● **INSTRUCTION**: Copy out each line below exactly as it appears.

⁂

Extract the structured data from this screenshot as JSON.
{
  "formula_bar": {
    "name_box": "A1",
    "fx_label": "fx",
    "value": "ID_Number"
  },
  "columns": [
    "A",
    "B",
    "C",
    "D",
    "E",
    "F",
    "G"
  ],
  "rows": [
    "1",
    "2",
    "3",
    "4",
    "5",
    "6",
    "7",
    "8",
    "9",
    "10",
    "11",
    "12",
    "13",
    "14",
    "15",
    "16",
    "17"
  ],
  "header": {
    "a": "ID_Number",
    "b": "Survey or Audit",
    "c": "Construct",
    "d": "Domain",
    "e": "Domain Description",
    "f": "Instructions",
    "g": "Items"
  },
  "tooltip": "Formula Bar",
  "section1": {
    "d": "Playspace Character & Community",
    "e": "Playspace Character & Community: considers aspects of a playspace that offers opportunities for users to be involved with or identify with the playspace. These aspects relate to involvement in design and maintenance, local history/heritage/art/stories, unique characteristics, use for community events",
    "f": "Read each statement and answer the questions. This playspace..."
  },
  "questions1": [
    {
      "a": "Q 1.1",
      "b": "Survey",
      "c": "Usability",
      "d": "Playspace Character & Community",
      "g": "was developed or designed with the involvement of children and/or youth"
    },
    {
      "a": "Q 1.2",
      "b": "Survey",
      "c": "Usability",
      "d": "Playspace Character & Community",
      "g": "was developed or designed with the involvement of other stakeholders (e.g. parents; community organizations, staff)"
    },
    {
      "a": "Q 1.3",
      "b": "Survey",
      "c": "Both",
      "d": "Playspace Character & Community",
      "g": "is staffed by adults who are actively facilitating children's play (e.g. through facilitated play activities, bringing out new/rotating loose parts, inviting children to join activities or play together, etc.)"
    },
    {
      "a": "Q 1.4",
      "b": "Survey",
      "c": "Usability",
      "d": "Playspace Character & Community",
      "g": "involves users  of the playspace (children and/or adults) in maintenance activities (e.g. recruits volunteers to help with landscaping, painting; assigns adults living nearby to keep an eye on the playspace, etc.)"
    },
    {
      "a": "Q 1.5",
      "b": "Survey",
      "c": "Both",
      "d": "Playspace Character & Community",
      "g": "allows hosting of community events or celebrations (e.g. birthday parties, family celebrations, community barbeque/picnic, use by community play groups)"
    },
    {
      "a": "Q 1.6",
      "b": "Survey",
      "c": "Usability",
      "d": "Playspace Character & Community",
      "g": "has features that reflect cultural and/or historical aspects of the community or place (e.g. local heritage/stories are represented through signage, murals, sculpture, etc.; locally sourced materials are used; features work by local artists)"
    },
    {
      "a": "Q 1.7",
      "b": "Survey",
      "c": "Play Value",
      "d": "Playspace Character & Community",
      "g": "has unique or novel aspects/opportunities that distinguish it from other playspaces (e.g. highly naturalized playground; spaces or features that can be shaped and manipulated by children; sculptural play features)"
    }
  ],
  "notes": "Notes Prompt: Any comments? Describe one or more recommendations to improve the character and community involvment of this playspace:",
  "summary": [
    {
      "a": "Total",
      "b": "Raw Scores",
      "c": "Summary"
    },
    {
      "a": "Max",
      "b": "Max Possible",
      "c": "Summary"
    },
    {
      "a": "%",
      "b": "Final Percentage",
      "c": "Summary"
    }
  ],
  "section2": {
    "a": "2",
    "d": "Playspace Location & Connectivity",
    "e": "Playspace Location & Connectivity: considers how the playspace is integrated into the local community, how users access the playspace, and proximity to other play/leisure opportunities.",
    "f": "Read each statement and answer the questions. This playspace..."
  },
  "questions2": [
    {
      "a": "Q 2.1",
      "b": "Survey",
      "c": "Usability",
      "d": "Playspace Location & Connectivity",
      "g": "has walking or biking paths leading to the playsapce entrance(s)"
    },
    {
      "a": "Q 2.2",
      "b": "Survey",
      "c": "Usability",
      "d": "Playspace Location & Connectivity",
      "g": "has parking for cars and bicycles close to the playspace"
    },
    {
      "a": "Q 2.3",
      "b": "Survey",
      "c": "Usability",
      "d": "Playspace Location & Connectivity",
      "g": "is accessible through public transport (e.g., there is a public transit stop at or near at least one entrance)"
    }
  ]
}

⁂

● **EXERCISE RESPONSE**:
Extract the structured data from this screenshot as JSON.
{
  "formula_bar": {
    "name_box": "A1",
    "fx_label": "fx",
    "value": "ID_Number"
  },
  "columns": [
    "A",
    "B",
    "C",
    "D",
    "E",
    "F",
    "G"
  ],
  "rows": [
    "1",
    "2",
    "3",
    "4",
    "5",
    "6",
    "7",
    "8",
    "9",
    "10",
    "11",
    "12",
    "13",
    "14",
    "15",
    "16",
    "17"
  ],
  "header": {
    "a": "ID_Number",
    "b": "Survey or Audit",
    "c": "Construct",
    "d": "Domain",
    "e": "Domain Description",
    "f": "Instructions",
    "g": "Items"
  },
  "tooltip": "Formula Bar",
  "section1": {
    "d": "Playspace Character & Community",
    "e": "Playspace Character & Community: considers aspects of a playspace that offers opportunities for users to be involved with or identify with the playspace. These aspects relate to involvement in design and maintenance, local history/heritage/art/stories, unique characteristics, use for community events",
    "f": "Read each statement and answer the questions. This playspace..."
  },
  "questions1": [
    {
      "a": "Q 1.1",
      "b": "Survey",
      "c": "Usability",
      "d": "Playspace Character & Community",
      "g": "was developed or designed with the involvement of children and/or youth"
    },
    {
      "a": "Q 1.2",
      "b": "Survey",
      "c": "Usability",
      "d": "Playspace Character & Community",
      "g": "was developed or designed with the involvement of other stakeholders (e.g. parents; community organizations, staff)"
    },
    {
      "a": "Q 1.3",
      "b": "Survey",
      "c": "Both",
      "d": "Playspace Character & Community",
      "g": "is staffed by adults who are actively facilitating children's play (e.g. through facilitated play activities, bringing out new/rotating loose parts, inviting children to join activities or play together, etc.)"
    },
    {
      "a": "Q 1.4",
      "b": "Survey",
      "c": "Usability",
      "d": "Playspace Character & Community",
      "g": "involves users  of the playspace (children and/or adults) in maintenance activities (e.g. recruits volunteers to help with landscaping, painting; assigns adults living nearby to keep an eye on the playspace, etc.)"
    },
    {
      "a": "Q 1.5",
      "b": "Survey",
      "c": "Both",
      "d": "Playspace Character & Community",
      "g": "allows hosting of community events or celebrations (e.g. birthday parties, family celebrations, community barbeque/picnic, use by community play groups)"
    },
    {
      "a": "Q 1.6",
      "b": "Survey",
      "c": "Usability",
      "d": "Playspace Character & Community",
      "g": "has features that reflect cultural and/or historical aspects of the community or place (e.g. local heritage/stories are represented through signage, murals, sculpture, etc.; locally sourced materials are used; features work by local artists)"
    },
    {
      "a": "Q 1.7",
      "b": "Survey",
      "c": "Play Value",
      "d": "Playspace Character & Community",
      "g": "has unique or novel aspects/opportunities that distinguish it from other playspaces (e.g. highly naturalized playground; spaces or features that can be shaped and manipulated by children; sculptural play features)"
    }
  ],
  "notes": "Notes Prompt: Any comments? Describe one or more recommendations to improve the character and community involvment of this playspace:",
  "summary": [
    {
      "a": "Total",
      "b": "Raw Scores",
      "c": "Summary"
    },
    {
      "a": "Max",
      "b": "Max Possible",
      "c": "Summary"
    },
    {
      "a": "%",
      "b": "Final Percentage",
      "c": "Summary"
    }
  ],
  "section2": {
    "a": "2",
    "d": "Playspace Location & Connectivity",
    "e": "Playspace Location & Connectivity: considers how the playspace is integrated into the local community, how users access the playspace, and proximity to other play/leisure opportunities.",
    "f": "Read each statement and answer the questions. This playspace..."
  },
  "questions2": [
    {
      "a": "Q 2.1",
      "b": "Survey",
      "c": "Usability",
      "d": "Playspace Location & Connectivity",
      "g": "has walking or biking paths leading to the playsapce entrance(s)"
    },
    {
      "a": "Q 2.2",
      "b": "Survey",
      "c": "Usability",
      "d": "Playspace Location & Connectivity",
      "g": "has parking for cars and bicycles close to the playspace"
    },
    {
      "a": "Q 2.3",
      "b": "Survey",
      "c": "Usability",
      "d": "Playspace Location & Connectivity",
      "g": "is accessible through public transport (e.g., there is a public transit stop at or near at least one entrance)"
    }
  ]
}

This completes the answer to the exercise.